Output every entry exactly as written.

Figure data in JSON:

* * * * *

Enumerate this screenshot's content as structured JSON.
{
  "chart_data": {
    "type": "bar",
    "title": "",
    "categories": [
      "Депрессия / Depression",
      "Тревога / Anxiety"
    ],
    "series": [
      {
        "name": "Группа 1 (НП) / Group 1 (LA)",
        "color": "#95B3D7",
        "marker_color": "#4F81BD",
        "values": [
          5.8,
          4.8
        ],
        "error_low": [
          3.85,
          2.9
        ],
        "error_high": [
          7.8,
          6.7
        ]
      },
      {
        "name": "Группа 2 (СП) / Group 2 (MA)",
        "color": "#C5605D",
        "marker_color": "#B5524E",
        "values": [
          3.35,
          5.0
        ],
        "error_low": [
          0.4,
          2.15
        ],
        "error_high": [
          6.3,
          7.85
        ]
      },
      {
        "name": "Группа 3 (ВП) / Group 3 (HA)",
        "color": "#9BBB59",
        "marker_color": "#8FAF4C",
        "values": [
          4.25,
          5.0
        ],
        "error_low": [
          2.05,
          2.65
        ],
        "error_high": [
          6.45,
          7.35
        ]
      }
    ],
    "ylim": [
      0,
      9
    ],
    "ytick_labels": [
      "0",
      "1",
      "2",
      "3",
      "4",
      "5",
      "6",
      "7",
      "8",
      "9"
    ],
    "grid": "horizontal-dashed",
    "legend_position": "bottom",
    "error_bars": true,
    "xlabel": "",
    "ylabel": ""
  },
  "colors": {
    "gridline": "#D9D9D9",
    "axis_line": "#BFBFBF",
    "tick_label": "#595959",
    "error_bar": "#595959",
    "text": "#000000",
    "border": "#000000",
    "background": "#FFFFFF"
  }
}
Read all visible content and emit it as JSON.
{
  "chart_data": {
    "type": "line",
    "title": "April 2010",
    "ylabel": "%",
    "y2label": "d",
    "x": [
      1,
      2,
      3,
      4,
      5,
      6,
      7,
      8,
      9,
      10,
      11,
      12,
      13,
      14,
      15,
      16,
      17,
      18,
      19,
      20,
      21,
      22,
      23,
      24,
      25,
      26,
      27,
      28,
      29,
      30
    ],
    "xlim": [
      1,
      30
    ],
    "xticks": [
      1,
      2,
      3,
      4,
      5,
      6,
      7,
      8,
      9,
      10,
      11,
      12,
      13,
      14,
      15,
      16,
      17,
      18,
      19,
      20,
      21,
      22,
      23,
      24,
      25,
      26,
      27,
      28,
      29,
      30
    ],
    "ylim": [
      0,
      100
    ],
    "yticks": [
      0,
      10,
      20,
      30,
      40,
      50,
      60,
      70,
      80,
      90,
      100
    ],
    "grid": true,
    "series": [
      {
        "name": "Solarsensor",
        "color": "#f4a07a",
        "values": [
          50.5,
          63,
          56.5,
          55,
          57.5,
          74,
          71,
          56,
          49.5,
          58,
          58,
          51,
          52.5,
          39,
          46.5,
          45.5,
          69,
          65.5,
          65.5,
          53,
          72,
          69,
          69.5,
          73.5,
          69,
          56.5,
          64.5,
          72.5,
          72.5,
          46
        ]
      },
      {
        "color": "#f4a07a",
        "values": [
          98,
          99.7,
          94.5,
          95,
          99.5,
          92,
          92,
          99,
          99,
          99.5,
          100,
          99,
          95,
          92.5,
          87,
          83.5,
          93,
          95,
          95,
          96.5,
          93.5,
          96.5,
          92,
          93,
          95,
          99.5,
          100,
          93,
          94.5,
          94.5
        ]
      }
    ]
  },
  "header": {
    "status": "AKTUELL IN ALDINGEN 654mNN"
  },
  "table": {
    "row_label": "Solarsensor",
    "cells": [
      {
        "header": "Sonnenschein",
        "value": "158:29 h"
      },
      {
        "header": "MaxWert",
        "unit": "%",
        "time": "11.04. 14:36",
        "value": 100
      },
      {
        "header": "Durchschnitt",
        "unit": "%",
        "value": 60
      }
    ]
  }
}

* * * * *

Response below:
Enumerate this screenshot's content as structured JSON.
{
  "chart_data": {
    "type": "bar",
    "title": "",
    "categories": [
      "Депрессия / Depression",
      "Тревога / Anxiety"
    ],
    "series": [
      {
        "name": "Группа 1 (НП) / Group 1 (LA)",
        "color": "#95B3D7",
        "marker_color": "#4F81BD",
        "values": [
          5.8,
          4.8
        ],
        "error_low": [
          3.85,
          2.9
        ],
        "error_high": [
          7.8,
          6.7
        ]
      },
      {
        "name": "Группа 2 (СП) / Group 2 (MA)",
        "color": "#C5605D",
        "marker_color": "#B5524E",
        "values": [
          3.35,
          5.0
        ],
        "error_low": [
          0.4,
          2.15
        ],
        "error_high": [
          6.3,
          7.85
        ]
      },
      {
        "name": "Группа 3 (ВП) / Group 3 (HA)",
        "color": "#9BBB59",
        "marker_color": "#8FAF4C",
        "values": [
          4.25,
          5.0
        ],
        "error_low": [
          2.05,
          2.65
        ],
        "error_high": [
          6.45,
          7.35
        ]
      }
    ],
    "ylim": [
      0,
      9
    ],
    "ytick_labels": [
      "0",
      "1",
      "2",
      "3",
      "4",
      "5",
      "6",
      "7",
      "8",
      "9"
    ],
    "grid": "horizontal-dashed",
    "legend_position": "bottom",
    "error_bars": true,
    "xlabel": "",
    "ylabel": ""
  },
  "colors": {
    "gridline": "#D9D9D9",
    "axis_line": "#BFBFBF",
    "tick_label": "#595959",
    "error_bar": "#595959",
    "text": "#000000",
    "border": "#000000",
    "background": "#FFFFFF"
  }
}
Read all visible content and emit it as JSON.
{
  "chart_data": {
    "type": "line",
    "title": "April 2010",
    "ylabel": "%",
    "y2label": "d",
    "x": [
      1,
      2,
      3,
      4,
      5,
      6,
      7,
      8,
      9,
      10,
      11,
      12,
      13,
      14,
      15,
      16,
      17,
      18,
      19,
      20,
      21,
      22,
      23,
      24,
      25,
      26,
      27,
      28,
      29,
      30
    ],
    "xlim": [
      1,
      30
    ],
    "xticks": [
      1,
      2,
      3,
      4,
      5,
      6,
      7,
      8,
      9,
      10,
      11,
      12,
      13,
      14,
      15,
      16,
      17,
      18,
      19,
      20,
      21,
      22,
      23,
      24,
      25,
      26,
      27,
      28,
      29,
      30
    ],
    "ylim": [
      0,
      100
    ],
    "yticks": [
      0,
      10,
      20,
      30,
      40,
      50,
      60,
      70,
      80,
      90,
      100
    ],
    "grid": true,
    "series": [
      {
        "name": "Solarsensor",
        "color": "#f4a07a",
        "values": [
          50.5,
          63,
          56.5,
          55,
          57.5,
          74,
          71,
          56,
          49.5,
          58,
          58,
          51,
          52.5,
          39,
          46.5,
          45.5,
          69,
          65.5,
          65.5,
          53,
          72,
          69,
          69.5,
          73.5,
          69,
          56.5,
          64.5,
          72.5,
          72.5,
          46
        ]
      },
      {
        "color": "#f4a07a",
        "values": [
          98,
          99.7,
          94.5,
          95,
          99.5,
          92,
          92,
          99,
          99,
          99.5,
          100,
          99,
          95,
          92.5,
          87,
          83.5,
          93,
          95,
          95,
          96.5,
          93.5,
          96.5,
          92,
          93,
          95,
          99.5,
          100,
          93,
          94.5,
          94.5
        ]
      }
    ]
  },
  "header": {
    "status": "AKTUELL IN ALDINGEN 654mNN"
  },
  "table": {
    "row_label": "Solarsensor",
    "cells": [
      {
        "header": "Sonnenschein",
        "value": "158:29 h"
      },
      {
        "header": "MaxWert",
        "unit": "%",
        "time": "11.04. 14:36",
        "value": 100
      },
      {
        "header": "Durchschnitt",
        "unit": "%",
        "value": 60
      }
    ]
  }
}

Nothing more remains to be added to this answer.